_TO DO_:
Your task is to copy the listing exactly, with the pictures left out.
== == ==
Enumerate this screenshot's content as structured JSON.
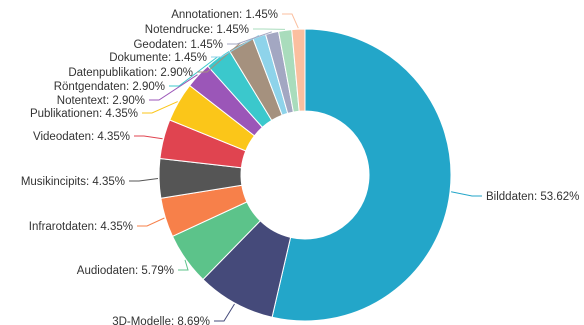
{
  "chart_data": {
    "type": "pie",
    "donut": true,
    "start_angle_deg": 0,
    "direction": "clockwise",
    "label_format": "{name}: {value}%",
    "slices": [
      {
        "name": "Bilddaten",
        "value": 53.62,
        "color": "#23a6c9"
      },
      {
        "name": "3D-Modelle",
        "value": 8.69,
        "color": "#454a7a"
      },
      {
        "name": "Audiodaten",
        "value": 5.79,
        "color": "#5cc38a"
      },
      {
        "name": "Infrarotdaten",
        "value": 4.35,
        "color": "#f7804a"
      },
      {
        "name": "Musikincipits",
        "value": 4.35,
        "color": "#555555"
      },
      {
        "name": "Videodaten",
        "value": 4.35,
        "color": "#e04450"
      },
      {
        "name": "Publikationen",
        "value": 4.35,
        "color": "#fbc619"
      },
      {
        "name": "Notentext",
        "value": 2.9,
        "color": "#9b56b8"
      },
      {
        "name": "Röntgendaten",
        "value": 2.9,
        "color": "#3bc8cc"
      },
      {
        "name": "Datenpublikation",
        "value": 2.9,
        "color": "#a5917e"
      },
      {
        "name": "Dokumente",
        "value": 1.45,
        "color": "#8ed3ea"
      },
      {
        "name": "Geodaten",
        "value": 1.45,
        "color": "#a3a7c2"
      },
      {
        "name": "Notendrucke",
        "value": 1.45,
        "color": "#a9dcbc"
      },
      {
        "name": "Annotationen",
        "value": 1.45,
        "color": "#fbbf9f"
      }
    ]
  }
}
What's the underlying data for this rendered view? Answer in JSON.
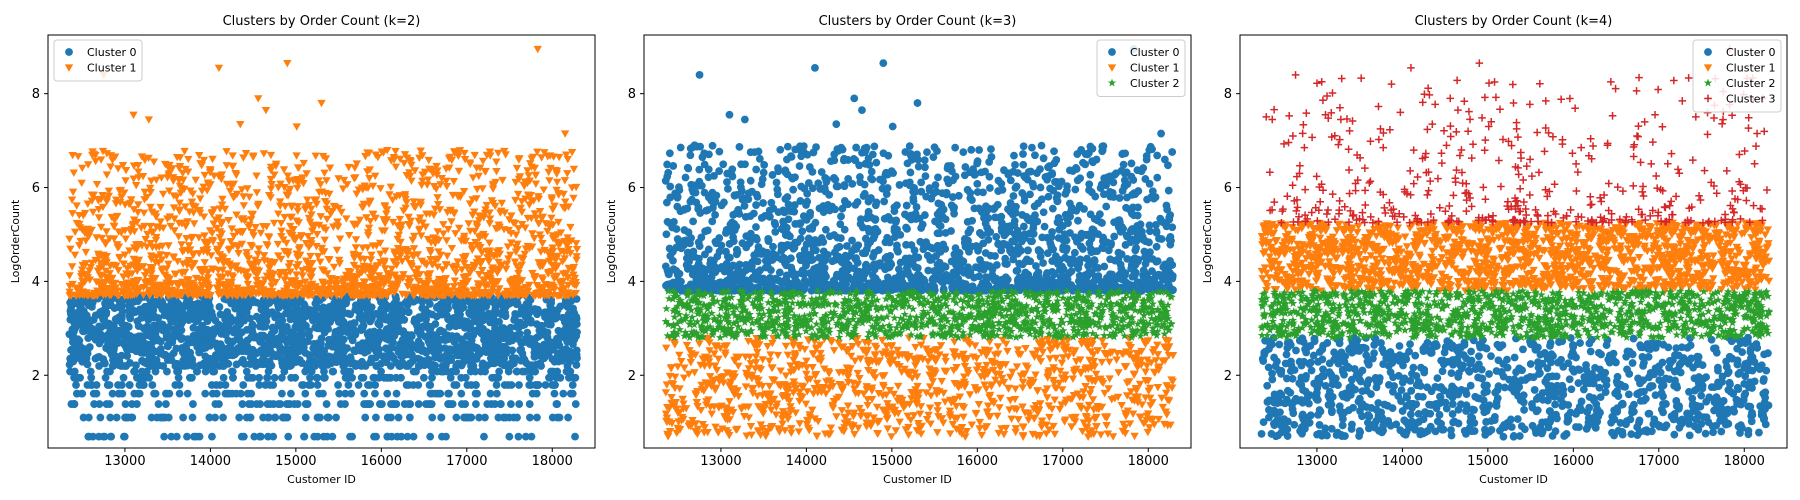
{
  "chart_data": [
    {
      "type": "scatter",
      "title": "Clusters by Order Count (k=2)",
      "xlabel": "Customer ID",
      "ylabel": "LogOrderCount",
      "xlim": [
        12100,
        18500
      ],
      "ylim": [
        0.45,
        9.25
      ],
      "xticks": [
        13000,
        14000,
        15000,
        16000,
        17000,
        18000
      ],
      "yticks": [
        2,
        4,
        6,
        8
      ],
      "x_range": [
        12350,
        18290
      ],
      "legend_position": "top-left",
      "series": [
        {
          "name": "Cluster 0",
          "marker": "circle",
          "color": "#1f77b4",
          "y_range": [
            0.69,
            3.7
          ],
          "approx_points": 2300
        },
        {
          "name": "Cluster 1",
          "marker": "triangle-down",
          "color": "#ff7f0e",
          "y_range": [
            3.7,
            9.0
          ],
          "approx_points": 2050
        }
      ],
      "outliers": [
        {
          "x": 12750,
          "y": 8.4,
          "series": 1
        },
        {
          "x": 14100,
          "y": 8.55,
          "series": 1
        },
        {
          "x": 14900,
          "y": 8.65,
          "series": 1
        },
        {
          "x": 17830,
          "y": 8.95,
          "series": 1
        },
        {
          "x": 13100,
          "y": 7.55,
          "series": 1
        },
        {
          "x": 13280,
          "y": 7.45,
          "series": 1
        },
        {
          "x": 14350,
          "y": 7.35,
          "series": 1
        },
        {
          "x": 14560,
          "y": 7.9,
          "series": 1
        },
        {
          "x": 14650,
          "y": 7.65,
          "series": 1
        },
        {
          "x": 15010,
          "y": 7.3,
          "series": 1
        },
        {
          "x": 15300,
          "y": 7.8,
          "series": 1
        },
        {
          "x": 18150,
          "y": 7.15,
          "series": 1
        }
      ]
    },
    {
      "type": "scatter",
      "title": "Clusters by Order Count (k=3)",
      "xlabel": "Customer ID",
      "ylabel": "LogOrderCount",
      "xlim": [
        12100,
        18500
      ],
      "ylim": [
        0.45,
        9.25
      ],
      "xticks": [
        13000,
        14000,
        15000,
        16000,
        17000,
        18000
      ],
      "yticks": [
        2,
        4,
        6,
        8
      ],
      "x_range": [
        12350,
        18290
      ],
      "legend_position": "top-right",
      "series": [
        {
          "name": "Cluster 0",
          "marker": "circle",
          "color": "#1f77b4",
          "y_range": [
            3.8,
            9.0
          ],
          "approx_points": 2000
        },
        {
          "name": "Cluster 1",
          "marker": "triangle-down",
          "color": "#ff7f0e",
          "y_range": [
            0.69,
            2.8
          ],
          "approx_points": 1100
        },
        {
          "name": "Cluster 2",
          "marker": "star",
          "color": "#2ca02c",
          "y_range": [
            2.8,
            3.8
          ],
          "approx_points": 1250
        }
      ],
      "outliers": [
        {
          "x": 12750,
          "y": 8.4,
          "series": 0
        },
        {
          "x": 14100,
          "y": 8.55,
          "series": 0
        },
        {
          "x": 14900,
          "y": 8.65,
          "series": 0
        },
        {
          "x": 17830,
          "y": 8.95,
          "series": 0
        },
        {
          "x": 13100,
          "y": 7.55,
          "series": 0
        },
        {
          "x": 13280,
          "y": 7.45,
          "series": 0
        },
        {
          "x": 14350,
          "y": 7.35,
          "series": 0
        },
        {
          "x": 14560,
          "y": 7.9,
          "series": 0
        },
        {
          "x": 14650,
          "y": 7.65,
          "series": 0
        },
        {
          "x": 15010,
          "y": 7.3,
          "series": 0
        },
        {
          "x": 15300,
          "y": 7.8,
          "series": 0
        },
        {
          "x": 18150,
          "y": 7.15,
          "series": 0
        }
      ]
    },
    {
      "type": "scatter",
      "title": "Clusters by Order Count (k=4)",
      "xlabel": "Customer ID",
      "ylabel": "LogOrderCount",
      "xlim": [
        12100,
        18500
      ],
      "ylim": [
        0.45,
        9.25
      ],
      "xticks": [
        13000,
        14000,
        15000,
        16000,
        17000,
        18000
      ],
      "yticks": [
        2,
        4,
        6,
        8
      ],
      "x_range": [
        12350,
        18290
      ],
      "legend_position": "top-right",
      "series": [
        {
          "name": "Cluster 0",
          "marker": "circle",
          "color": "#1f77b4",
          "y_range": [
            0.69,
            2.8
          ],
          "approx_points": 1100
        },
        {
          "name": "Cluster 1",
          "marker": "triangle-down",
          "color": "#ff7f0e",
          "y_range": [
            3.8,
            5.25
          ],
          "approx_points": 1550
        },
        {
          "name": "Cluster 2",
          "marker": "star",
          "color": "#2ca02c",
          "y_range": [
            2.8,
            3.8
          ],
          "approx_points": 1250
        },
        {
          "name": "Cluster 3",
          "marker": "plus",
          "color": "#d62728",
          "y_range": [
            5.25,
            9.0
          ],
          "approx_points": 450
        }
      ],
      "outliers": [
        {
          "x": 12750,
          "y": 8.4,
          "series": 3
        },
        {
          "x": 14100,
          "y": 8.55,
          "series": 3
        },
        {
          "x": 14900,
          "y": 8.65,
          "series": 3
        },
        {
          "x": 17830,
          "y": 8.95,
          "series": 3
        },
        {
          "x": 13100,
          "y": 7.55,
          "series": 3
        },
        {
          "x": 13280,
          "y": 7.45,
          "series": 3
        },
        {
          "x": 14350,
          "y": 7.35,
          "series": 3
        },
        {
          "x": 14560,
          "y": 7.9,
          "series": 3
        },
        {
          "x": 14650,
          "y": 7.65,
          "series": 3
        },
        {
          "x": 15010,
          "y": 7.3,
          "series": 3
        },
        {
          "x": 15300,
          "y": 7.8,
          "series": 3
        },
        {
          "x": 18150,
          "y": 7.15,
          "series": 3
        }
      ]
    }
  ]
}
== == ==
_IN RESPONSE_:
Enumerate this screenshot's content as structured JSON.
{
  "chart_data": {
    "type": "pie",
    "donut": true,
    "start_angle_deg": 0,
    "direction": "clockwise",
    "label_format": "{name}: {value}%",
    "slices": [
      {
        "name": "Bilddaten",
        "value": 53.62,
        "color": "#23a6c9"
      },
      {
        "name": "3D-Modelle",
        "value": 8.69,
        "color": "#454a7a"
      },
      {
        "name": "Audiodaten",
        "value": 5.79,
        "color": "#5cc38a"
      },
      {
        "name": "Infrarotdaten",
        "value": 4.35,
        "color": "#f7804a"
      },
      {
        "name": "Musikincipits",
        "value": 4.35,
        "color": "#555555"
      },
      {
        "name": "Videodaten",
        "value": 4.35,
        "color": "#e04450"
      },
      {
        "name": "Publikationen",
        "value": 4.35,
        "color": "#fbc619"
      },
      {
        "name": "Notentext",
        "value": 2.9,
        "color": "#9b56b8"
      },
      {
        "name": "Röntgendaten",
        "value": 2.9,
        "color": "#3bc8cc"
      },
      {
        "name": "Datenpublikation",
        "value": 2.9,
        "color": "#a5917e"
      },
      {
        "name": "Dokumente",
        "value": 1.45,
        "color": "#8ed3ea"
      },
      {
        "name": "Geodaten",
        "value": 1.45,
        "color": "#a3a7c2"
      },
      {
        "name": "Notendrucke",
        "value": 1.45,
        "color": "#a9dcbc"
      },
      {
        "name": "Annotationen",
        "value": 1.45,
        "color": "#fbbf9f"
      }
    ]
  }
}
What's the underlying data for this rendered view? Answer in JSON.
{
  "chart_data": [
    {
      "type": "scatter",
      "title": "Clusters by Order Count (k=2)",
      "xlabel": "Customer ID",
      "ylabel": "LogOrderCount",
      "xlim": [
        12100,
        18500
      ],
      "ylim": [
        0.45,
        9.25
      ],
      "xticks": [
        13000,
        14000,
        15000,
        16000,
        17000,
        18000
      ],
      "yticks": [
        2,
        4,
        6,
        8
      ],
      "x_range": [
        12350,
        18290
      ],
      "legend_position": "top-left",
      "series": [
        {
          "name": "Cluster 0",
          "marker": "circle",
          "color": "#1f77b4",
          "y_range": [
            0.69,
            3.7
          ],
          "approx_points": 2300
        },
        {
          "name": "Cluster 1",
          "marker": "triangle-down",
          "color": "#ff7f0e",
          "y_range": [
            3.7,
            9.0
          ],
          "approx_points": 2050
        }
      ],
      "outliers": [
        {
          "x": 12750,
          "y": 8.4,
          "series": 1
        },
        {
          "x": 14100,
          "y": 8.55,
          "series": 1
        },
        {
          "x": 14900,
          "y": 8.65,
          "series": 1
        },
        {
          "x": 17830,
          "y": 8.95,
          "series": 1
        },
        {
          "x": 13100,
          "y": 7.55,
          "series": 1
        },
        {
          "x": 13280,
          "y": 7.45,
          "series": 1
        },
        {
          "x": 14350,
          "y": 7.35,
          "series": 1
        },
        {
          "x": 14560,
          "y": 7.9,
          "series": 1
        },
        {
          "x": 14650,
          "y": 7.65,
          "series": 1
        },
        {
          "x": 15010,
          "y": 7.3,
          "series": 1
        },
        {
          "x": 15300,
          "y": 7.8,
          "series": 1
        },
        {
          "x": 18150,
          "y": 7.15,
          "series": 1
        }
      ]
    },
    {
      "type": "scatter",
      "title": "Clusters by Order Count (k=3)",
      "xlabel": "Customer ID",
      "ylabel": "LogOrderCount",
      "xlim": [
        12100,
        18500
      ],
      "ylim": [
        0.45,
        9.25
      ],
      "xticks": [
        13000,
        14000,
        15000,
        16000,
        17000,
        18000
      ],
      "yticks": [
        2,
        4,
        6,
        8
      ],
      "x_range": [
        12350,
        18290
      ],
      "legend_position": "top-right",
      "series": [
        {
          "name": "Cluster 0",
          "marker": "circle",
          "color": "#1f77b4",
          "y_range": [
            3.8,
            9.0
          ],
          "approx_points": 2000
        },
        {
          "name": "Cluster 1",
          "marker": "triangle-down",
          "color": "#ff7f0e",
          "y_range": [
            0.69,
            2.8
          ],
          "approx_points": 1100
        },
        {
          "name": "Cluster 2",
          "marker": "star",
          "color": "#2ca02c",
          "y_range": [
            2.8,
            3.8
          ],
          "approx_points": 1250
        }
      ],
      "outliers": [
        {
          "x": 12750,
          "y": 8.4,
          "series": 0
        },
        {
          "x": 14100,
          "y": 8.55,
          "series": 0
        },
        {
          "x": 14900,
          "y": 8.65,
          "series": 0
        },
        {
          "x": 17830,
          "y": 8.95,
          "series": 0
        },
        {
          "x": 13100,
          "y": 7.55,
          "series": 0
        },
        {
          "x": 13280,
          "y": 7.45,
          "series": 0
        },
        {
          "x": 14350,
          "y": 7.35,
          "series": 0
        },
        {
          "x": 14560,
          "y": 7.9,
          "series": 0
        },
        {
          "x": 14650,
          "y": 7.65,
          "series": 0
        },
        {
          "x": 15010,
          "y": 7.3,
          "series": 0
        },
        {
          "x": 15300,
          "y": 7.8,
          "series": 0
        },
        {
          "x": 18150,
          "y": 7.15,
          "series": 0
        }
      ]
    },
    {
      "type": "scatter",
      "title": "Clusters by Order Count (k=4)",
      "xlabel": "Customer ID",
      "ylabel": "LogOrderCount",
      "xlim": [
        12100,
        18500
      ],
      "ylim": [
        0.45,
        9.25
      ],
      "xticks": [
        13000,
        14000,
        15000,
        16000,
        17000,
        18000
      ],
      "yticks": [
        2,
        4,
        6,
        8
      ],
      "x_range": [
        12350,
        18290
      ],
      "legend_position": "top-right",
      "series": [
        {
          "name": "Cluster 0",
          "marker": "circle",
          "color": "#1f77b4",
          "y_range": [
            0.69,
            2.8
          ],
          "approx_points": 1100
        },
        {
          "name": "Cluster 1",
          "marker": "triangle-down",
          "color": "#ff7f0e",
          "y_range": [
            3.8,
            5.25
          ],
          "approx_points": 1550
        },
        {
          "name": "Cluster 2",
          "marker": "star",
          "color": "#2ca02c",
          "y_range": [
            2.8,
            3.8
          ],
          "approx_points": 1250
        },
        {
          "name": "Cluster 3",
          "marker": "plus",
          "color": "#d62728",
          "y_range": [
            5.25,
            9.0
          ],
          "approx_points": 450
        }
      ],
      "outliers": [
        {
          "x": 12750,
          "y": 8.4,
          "series": 3
        },
        {
          "x": 14100,
          "y": 8.55,
          "series": 3
        },
        {
          "x": 14900,
          "y": 8.65,
          "series": 3
        },
        {
          "x": 17830,
          "y": 8.95,
          "series": 3
        },
        {
          "x": 13100,
          "y": 7.55,
          "series": 3
        },
        {
          "x": 13280,
          "y": 7.45,
          "series": 3
        },
        {
          "x": 14350,
          "y": 7.35,
          "series": 3
        },
        {
          "x": 14560,
          "y": 7.9,
          "series": 3
        },
        {
          "x": 14650,
          "y": 7.65,
          "series": 3
        },
        {
          "x": 15010,
          "y": 7.3,
          "series": 3
        },
        {
          "x": 15300,
          "y": 7.8,
          "series": 3
        },
        {
          "x": 18150,
          "y": 7.15,
          "series": 3
        }
      ]
    }
  ]
}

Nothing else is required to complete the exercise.